[Dataset excerpts]
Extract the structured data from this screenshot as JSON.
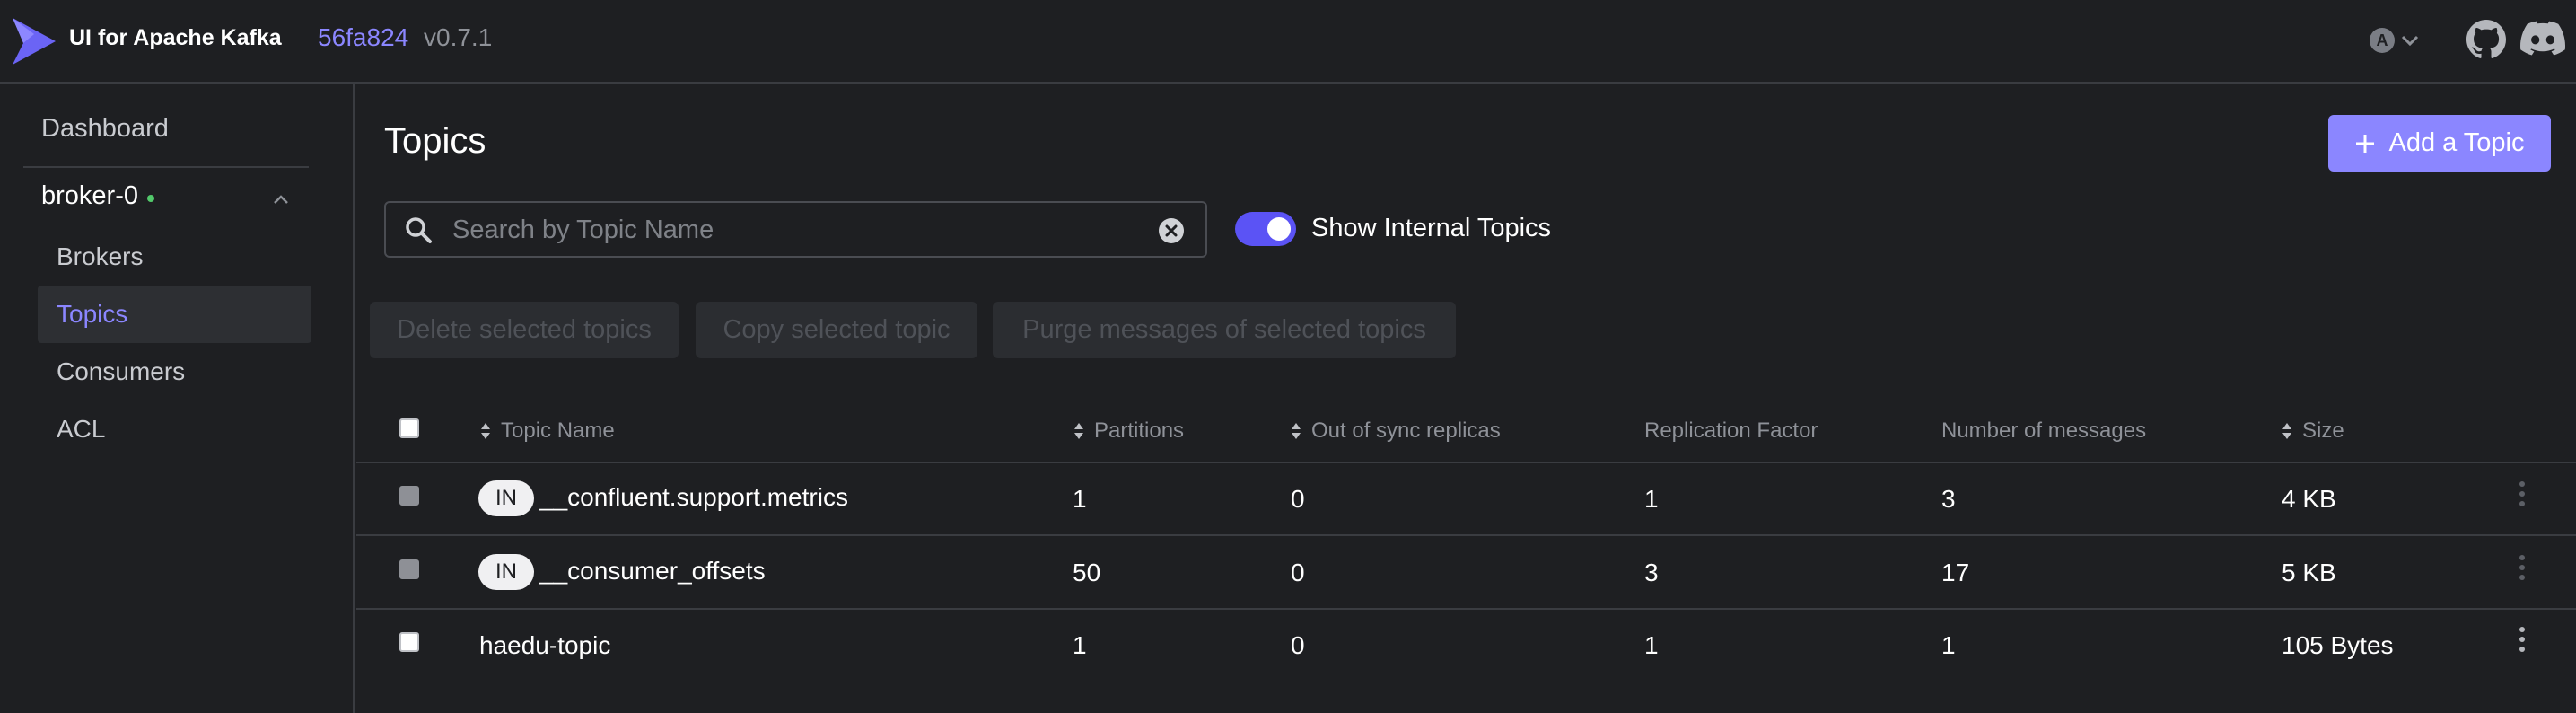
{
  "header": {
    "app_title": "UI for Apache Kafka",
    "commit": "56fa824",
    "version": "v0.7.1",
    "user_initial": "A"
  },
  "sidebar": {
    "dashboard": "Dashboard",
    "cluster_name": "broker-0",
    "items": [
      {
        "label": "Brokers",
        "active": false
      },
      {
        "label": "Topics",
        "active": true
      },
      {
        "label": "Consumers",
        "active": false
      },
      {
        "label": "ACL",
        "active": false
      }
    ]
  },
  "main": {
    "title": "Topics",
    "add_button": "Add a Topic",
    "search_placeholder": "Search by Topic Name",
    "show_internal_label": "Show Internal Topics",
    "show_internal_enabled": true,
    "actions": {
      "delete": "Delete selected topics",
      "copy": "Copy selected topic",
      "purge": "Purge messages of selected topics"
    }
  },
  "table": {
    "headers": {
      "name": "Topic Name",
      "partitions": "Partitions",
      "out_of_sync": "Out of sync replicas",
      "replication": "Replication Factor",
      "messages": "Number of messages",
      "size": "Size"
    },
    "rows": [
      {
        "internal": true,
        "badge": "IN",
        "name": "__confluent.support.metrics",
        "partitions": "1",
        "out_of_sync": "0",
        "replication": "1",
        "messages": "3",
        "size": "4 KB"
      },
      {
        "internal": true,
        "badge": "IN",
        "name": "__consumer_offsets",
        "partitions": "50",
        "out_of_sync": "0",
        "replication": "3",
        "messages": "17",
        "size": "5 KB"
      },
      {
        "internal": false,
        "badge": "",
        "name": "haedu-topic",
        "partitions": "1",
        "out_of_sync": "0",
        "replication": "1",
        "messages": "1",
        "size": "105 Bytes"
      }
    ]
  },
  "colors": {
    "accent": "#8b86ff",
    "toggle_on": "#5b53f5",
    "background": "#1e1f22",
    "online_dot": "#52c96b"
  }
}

• [EXERCISE] Without including the pictures, return each record above exactly as it stands.

• [FINISHED EXERCISE]
Extract the structured data from this screenshot as JSON.
{
  "header": {
    "app_title": "UI for Apache Kafka",
    "commit": "56fa824",
    "version": "v0.7.1",
    "user_initial": "A"
  },
  "sidebar": {
    "dashboard": "Dashboard",
    "cluster_name": "broker-0",
    "items": [
      {
        "label": "Brokers",
        "active": false
      },
      {
        "label": "Topics",
        "active": true
      },
      {
        "label": "Consumers",
        "active": false
      },
      {
        "label": "ACL",
        "active": false
      }
    ]
  },
  "main": {
    "title": "Topics",
    "add_button": "Add a Topic",
    "search_placeholder": "Search by Topic Name",
    "show_internal_label": "Show Internal Topics",
    "show_internal_enabled": true,
    "actions": {
      "delete": "Delete selected topics",
      "copy": "Copy selected topic",
      "purge": "Purge messages of selected topics"
    }
  },
  "table": {
    "headers": {
      "name": "Topic Name",
      "partitions": "Partitions",
      "out_of_sync": "Out of sync replicas",
      "replication": "Replication Factor",
      "messages": "Number of messages",
      "size": "Size"
    },
    "rows": [
      {
        "internal": true,
        "badge": "IN",
        "name": "__confluent.support.metrics",
        "partitions": "1",
        "out_of_sync": "0",
        "replication": "1",
        "messages": "3",
        "size": "4 KB"
      },
      {
        "internal": true,
        "badge": "IN",
        "name": "__consumer_offsets",
        "partitions": "50",
        "out_of_sync": "0",
        "replication": "3",
        "messages": "17",
        "size": "5 KB"
      },
      {
        "internal": false,
        "badge": "",
        "name": "haedu-topic",
        "partitions": "1",
        "out_of_sync": "0",
        "replication": "1",
        "messages": "1",
        "size": "105 Bytes"
      }
    ]
  },
  "colors": {
    "accent": "#8b86ff",
    "toggle_on": "#5b53f5",
    "background": "#1e1f22",
    "online_dot": "#52c96b"
  }
}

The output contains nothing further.